◆ **THE REQUEST**
Single out the lines that include the word "Learners". Copy them.

◆ **THE RECORDS**

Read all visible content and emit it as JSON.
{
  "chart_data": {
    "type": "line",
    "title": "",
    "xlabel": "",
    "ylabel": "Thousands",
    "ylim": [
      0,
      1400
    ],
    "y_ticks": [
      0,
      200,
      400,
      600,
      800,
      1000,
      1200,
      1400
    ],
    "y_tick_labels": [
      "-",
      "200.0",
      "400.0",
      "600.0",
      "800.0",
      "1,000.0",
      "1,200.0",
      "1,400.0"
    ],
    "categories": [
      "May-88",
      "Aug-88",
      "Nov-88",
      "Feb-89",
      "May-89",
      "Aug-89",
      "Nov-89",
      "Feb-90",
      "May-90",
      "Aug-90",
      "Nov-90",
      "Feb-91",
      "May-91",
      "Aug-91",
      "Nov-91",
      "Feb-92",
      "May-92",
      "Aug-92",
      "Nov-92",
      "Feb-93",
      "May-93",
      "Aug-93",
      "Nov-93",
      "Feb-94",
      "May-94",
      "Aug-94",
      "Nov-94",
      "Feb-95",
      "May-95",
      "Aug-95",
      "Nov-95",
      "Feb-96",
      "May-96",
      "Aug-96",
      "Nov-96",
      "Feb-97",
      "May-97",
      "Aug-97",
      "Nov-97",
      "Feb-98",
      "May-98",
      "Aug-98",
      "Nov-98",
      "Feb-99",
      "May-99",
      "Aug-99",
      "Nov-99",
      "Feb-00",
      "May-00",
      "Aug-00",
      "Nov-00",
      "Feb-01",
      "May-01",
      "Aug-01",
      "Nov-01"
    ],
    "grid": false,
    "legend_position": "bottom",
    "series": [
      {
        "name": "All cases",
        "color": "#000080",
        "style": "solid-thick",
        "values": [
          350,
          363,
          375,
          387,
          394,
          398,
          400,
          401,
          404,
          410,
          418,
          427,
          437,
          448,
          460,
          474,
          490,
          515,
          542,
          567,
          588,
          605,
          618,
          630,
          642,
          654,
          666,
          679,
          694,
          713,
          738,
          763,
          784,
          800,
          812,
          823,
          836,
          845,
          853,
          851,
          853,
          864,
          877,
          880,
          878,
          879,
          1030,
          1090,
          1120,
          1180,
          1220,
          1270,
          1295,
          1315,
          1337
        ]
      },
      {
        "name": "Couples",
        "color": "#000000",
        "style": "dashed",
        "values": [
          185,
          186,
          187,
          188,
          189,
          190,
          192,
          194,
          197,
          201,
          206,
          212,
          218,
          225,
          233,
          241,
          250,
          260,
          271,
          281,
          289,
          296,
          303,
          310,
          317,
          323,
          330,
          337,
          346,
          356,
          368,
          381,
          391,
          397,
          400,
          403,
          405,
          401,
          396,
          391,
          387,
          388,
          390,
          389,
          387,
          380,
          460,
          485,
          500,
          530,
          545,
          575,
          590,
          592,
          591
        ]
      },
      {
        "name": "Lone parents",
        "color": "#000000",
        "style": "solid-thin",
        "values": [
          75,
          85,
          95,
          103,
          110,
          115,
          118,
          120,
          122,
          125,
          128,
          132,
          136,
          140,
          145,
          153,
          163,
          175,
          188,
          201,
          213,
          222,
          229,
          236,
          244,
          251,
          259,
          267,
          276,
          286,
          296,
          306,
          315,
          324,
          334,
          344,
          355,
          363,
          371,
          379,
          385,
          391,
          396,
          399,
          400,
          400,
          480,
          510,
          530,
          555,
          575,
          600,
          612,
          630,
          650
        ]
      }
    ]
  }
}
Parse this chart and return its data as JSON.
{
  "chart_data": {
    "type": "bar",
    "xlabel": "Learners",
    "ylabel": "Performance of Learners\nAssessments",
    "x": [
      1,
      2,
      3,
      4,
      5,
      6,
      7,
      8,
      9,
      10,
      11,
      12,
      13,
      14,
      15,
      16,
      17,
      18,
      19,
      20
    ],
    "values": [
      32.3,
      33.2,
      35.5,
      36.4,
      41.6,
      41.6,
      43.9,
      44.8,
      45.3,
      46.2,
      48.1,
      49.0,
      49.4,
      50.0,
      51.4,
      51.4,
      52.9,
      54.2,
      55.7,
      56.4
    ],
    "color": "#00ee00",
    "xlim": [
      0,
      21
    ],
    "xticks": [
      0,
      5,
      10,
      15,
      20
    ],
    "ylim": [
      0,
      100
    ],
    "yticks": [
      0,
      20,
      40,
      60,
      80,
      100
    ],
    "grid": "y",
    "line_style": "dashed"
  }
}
* * *
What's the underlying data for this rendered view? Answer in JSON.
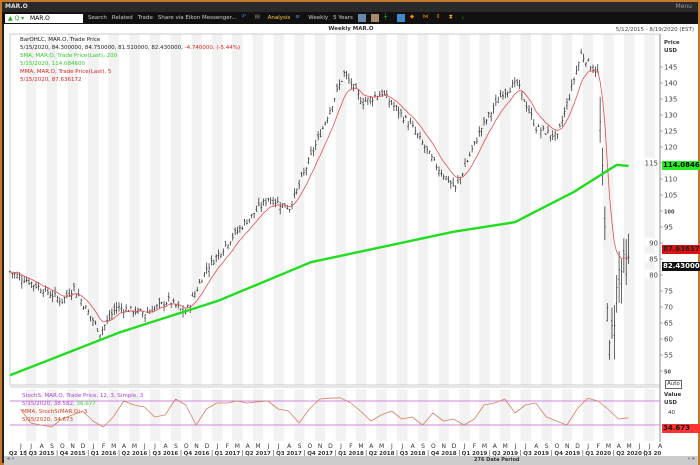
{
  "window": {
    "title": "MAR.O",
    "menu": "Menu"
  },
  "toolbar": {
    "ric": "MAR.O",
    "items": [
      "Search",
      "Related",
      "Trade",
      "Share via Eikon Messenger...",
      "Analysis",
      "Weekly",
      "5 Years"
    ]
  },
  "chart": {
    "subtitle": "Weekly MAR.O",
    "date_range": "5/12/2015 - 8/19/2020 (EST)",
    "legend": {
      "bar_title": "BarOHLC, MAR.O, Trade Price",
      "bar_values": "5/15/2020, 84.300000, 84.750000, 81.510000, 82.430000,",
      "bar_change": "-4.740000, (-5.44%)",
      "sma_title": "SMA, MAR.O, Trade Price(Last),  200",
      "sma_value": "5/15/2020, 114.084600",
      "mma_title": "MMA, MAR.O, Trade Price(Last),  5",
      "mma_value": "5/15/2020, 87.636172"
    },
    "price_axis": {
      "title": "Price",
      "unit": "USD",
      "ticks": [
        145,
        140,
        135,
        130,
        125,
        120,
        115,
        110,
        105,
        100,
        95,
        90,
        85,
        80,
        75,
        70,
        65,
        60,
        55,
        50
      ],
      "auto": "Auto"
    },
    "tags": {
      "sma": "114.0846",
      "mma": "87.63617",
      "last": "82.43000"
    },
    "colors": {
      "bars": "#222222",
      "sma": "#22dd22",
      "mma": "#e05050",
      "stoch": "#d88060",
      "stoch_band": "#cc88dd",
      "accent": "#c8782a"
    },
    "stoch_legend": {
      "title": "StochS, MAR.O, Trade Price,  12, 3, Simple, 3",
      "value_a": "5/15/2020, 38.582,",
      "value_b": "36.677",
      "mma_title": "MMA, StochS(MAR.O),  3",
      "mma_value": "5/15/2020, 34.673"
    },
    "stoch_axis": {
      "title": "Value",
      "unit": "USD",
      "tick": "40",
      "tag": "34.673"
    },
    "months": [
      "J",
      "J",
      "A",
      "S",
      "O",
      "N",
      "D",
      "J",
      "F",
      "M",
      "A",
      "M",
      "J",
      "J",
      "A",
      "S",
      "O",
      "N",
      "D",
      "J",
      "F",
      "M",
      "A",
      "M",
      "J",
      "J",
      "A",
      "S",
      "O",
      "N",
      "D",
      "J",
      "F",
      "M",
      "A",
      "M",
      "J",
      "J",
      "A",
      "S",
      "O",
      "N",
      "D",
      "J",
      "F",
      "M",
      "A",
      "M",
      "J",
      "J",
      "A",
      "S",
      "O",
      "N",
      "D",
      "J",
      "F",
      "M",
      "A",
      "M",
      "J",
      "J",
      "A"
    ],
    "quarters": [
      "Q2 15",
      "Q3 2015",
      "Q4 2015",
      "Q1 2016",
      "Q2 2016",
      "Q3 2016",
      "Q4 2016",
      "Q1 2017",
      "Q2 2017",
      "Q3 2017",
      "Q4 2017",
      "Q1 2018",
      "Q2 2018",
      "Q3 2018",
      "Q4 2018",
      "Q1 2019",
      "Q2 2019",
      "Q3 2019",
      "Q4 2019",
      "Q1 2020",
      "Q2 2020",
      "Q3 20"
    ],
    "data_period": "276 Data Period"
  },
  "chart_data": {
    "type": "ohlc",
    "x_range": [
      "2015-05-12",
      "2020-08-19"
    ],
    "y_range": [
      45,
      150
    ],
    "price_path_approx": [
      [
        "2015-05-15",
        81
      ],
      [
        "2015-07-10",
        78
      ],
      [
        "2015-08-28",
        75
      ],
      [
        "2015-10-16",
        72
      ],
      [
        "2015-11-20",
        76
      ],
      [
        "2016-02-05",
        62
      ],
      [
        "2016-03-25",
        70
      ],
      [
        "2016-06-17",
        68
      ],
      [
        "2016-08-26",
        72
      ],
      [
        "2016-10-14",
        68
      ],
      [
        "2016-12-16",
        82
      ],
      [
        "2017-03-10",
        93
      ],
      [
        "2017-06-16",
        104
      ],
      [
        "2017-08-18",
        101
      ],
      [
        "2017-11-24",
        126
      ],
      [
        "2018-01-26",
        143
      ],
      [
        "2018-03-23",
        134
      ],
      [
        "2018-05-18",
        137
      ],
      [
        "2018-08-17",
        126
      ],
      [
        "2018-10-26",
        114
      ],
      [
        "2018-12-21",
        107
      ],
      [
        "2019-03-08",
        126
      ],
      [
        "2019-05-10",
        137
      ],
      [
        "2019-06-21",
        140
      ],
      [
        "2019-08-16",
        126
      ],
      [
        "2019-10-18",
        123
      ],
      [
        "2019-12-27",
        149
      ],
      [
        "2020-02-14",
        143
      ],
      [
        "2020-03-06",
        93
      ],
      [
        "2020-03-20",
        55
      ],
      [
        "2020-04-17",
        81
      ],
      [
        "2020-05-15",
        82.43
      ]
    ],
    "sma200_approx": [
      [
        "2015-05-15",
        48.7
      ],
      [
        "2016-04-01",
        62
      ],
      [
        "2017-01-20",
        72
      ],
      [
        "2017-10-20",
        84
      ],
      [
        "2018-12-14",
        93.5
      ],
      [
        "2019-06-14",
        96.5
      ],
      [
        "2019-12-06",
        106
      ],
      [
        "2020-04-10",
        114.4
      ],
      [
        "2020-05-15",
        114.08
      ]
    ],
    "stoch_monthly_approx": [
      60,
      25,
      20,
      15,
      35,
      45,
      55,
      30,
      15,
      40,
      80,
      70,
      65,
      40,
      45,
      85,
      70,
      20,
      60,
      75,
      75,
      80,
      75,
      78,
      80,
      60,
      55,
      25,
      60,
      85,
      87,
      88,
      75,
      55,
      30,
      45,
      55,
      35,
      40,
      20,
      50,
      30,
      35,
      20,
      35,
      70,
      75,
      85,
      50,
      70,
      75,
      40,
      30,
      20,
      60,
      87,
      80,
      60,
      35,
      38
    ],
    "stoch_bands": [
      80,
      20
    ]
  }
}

◆ **REPLY**
    "xlabel": "Learners",
    "ylabel": "Performance of Learners\nAssessments",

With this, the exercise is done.